本文:
コミュニケーション活動レシピ No.004

 

コミュニケーション活動レシピ No.004 [PDF]

LINE動画で1分間プレゼンテーション&発表会
目標 ・中国語を使って、自分が伝えたいことを1分間でわかりやすく発表できるようになる。
・自分の中国語やパフォーマンスを客観的に評価できるようになる。
(発表会当日、スクリーンに映写した動画例)
留意点 ・事前に学生のLINE利用状況を把握し、LINEを使っていない学生がいた場合はLINEアプリの利用を強制せず、メールで動画提出ができるように配慮する。
・クラスでグループLINEを作る目的や、どの時点でクラスグループLINEを解散するのか、クラスグループLINE利用のルールを学生に明確に伝える。
・授業時間内で撮影、投稿ができるよう時間配分する。
準備するもの ・教師と学生全員に、LINEやメールが使用可能なタブレット、スマートフォン、携帯電話などいずれかの機器が必要。
・発表会では、スクリーン、プロジェクタ、教師用タブレット(もしくはスマートフォン)からの出力用アダプタ、接続ケーブルを用意する。
活動 【動画発表会までの流れ/週1回90分授業の場合】

1.発表会当日の4週間前
【教師】
① 動画による「プレゼンテーション発表会」開催の予告をする
・クラス内のLINE使用状況を確認し、グループLINEを利用する目的とグループ解散時期を明確に伝え、学生の同意を得る。
・メールでの動画提出も選択肢に入れ、LINE使用の強制はしない。
・グループLINEは基本的に動画投稿のみに利用するなどのルールを設けておく。
・メールで提出された動画は教員がグループLINEに転送することを伝える。

動画作成の目的
発音練習には学習者が自分自身の中国語を録音して聴くことが非常に有効であるが、なかなか自主的には実践しない学生が多い。動画作成を課すことで、自分自身の発音を確認させる。
また、納得のいく動画を作成するために、何度も発音練習することが期待できる。動画は撮り直しが可能なので、緊張しやすい学生でも、ライブ発表に比べてリラックスできるというメリットがある。

LINEグループを利用する意図
学生が使い慣れたアプリを利用することで、IT操作面での負担を軽減する。また、LINEに投稿された動画は、特に保存操作をしない限り2週間で自動的に再生不可能になることも、学生の心理的負担の軽減になる。

課題 A: 活動レシピで、発表会のために用意するとされている機材をすべて挙げてください。
課題 B: 活動レシピのうち「LINE動画で1分間プレゼンテーション&発表会」から「ルールを学生に明確に伝える。」までの部分を、一字も変えずに書き写してください。

参照データ:
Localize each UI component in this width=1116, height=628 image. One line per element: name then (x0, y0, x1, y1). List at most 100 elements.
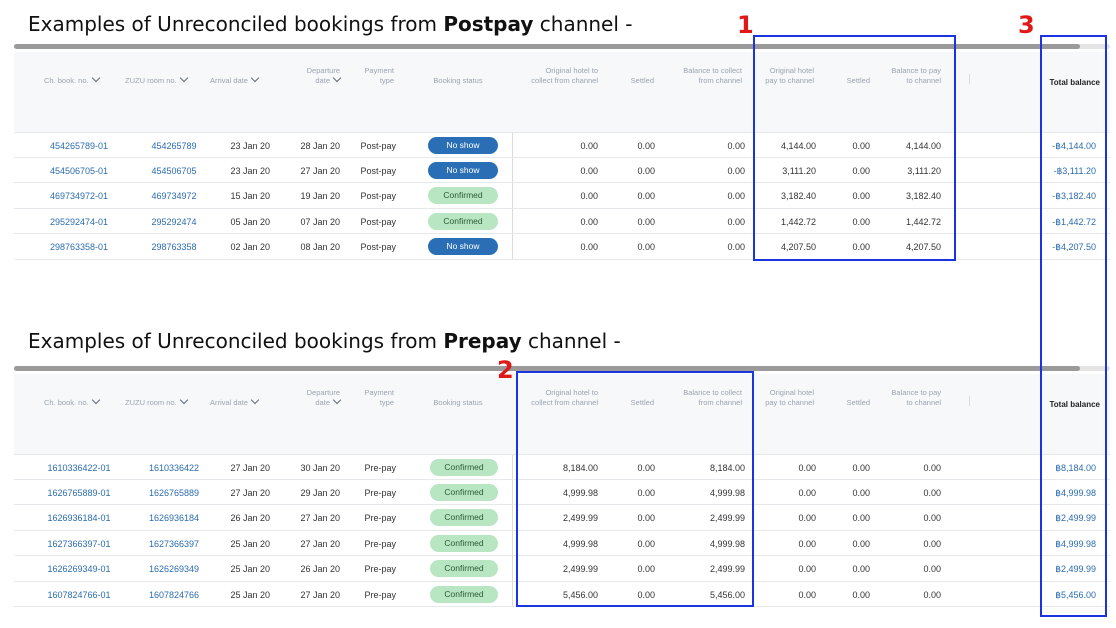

解答 A: スクリーン、プロジェクタ、教師用タブレット(もしくはスマートフォン)からの出力用アダプタ、接続ケーブル

解答 B:
LINE動画で1分間プレゼンテーション&発表会
目標 ・中国語を使って、自分が伝えたいことを1分間でわかりやすく発表できるようになる。
・自分の中国語やパフォーマンスを客観的に評価できるようになる。
(発表会当日、スクリーンに映写した動画例)
留意点 ・事前に学生のLINE利用状況を把握し、LINEを使っていない学生がいた場合はLINEアプリの利用を強制せず、メールで動画提出ができるように配慮する。
・クラスでグループLINEを作る目的や、どの時点でクラスグループLINEを解散するのか、クラスグループLINE利用のルールを学生に明確に伝える。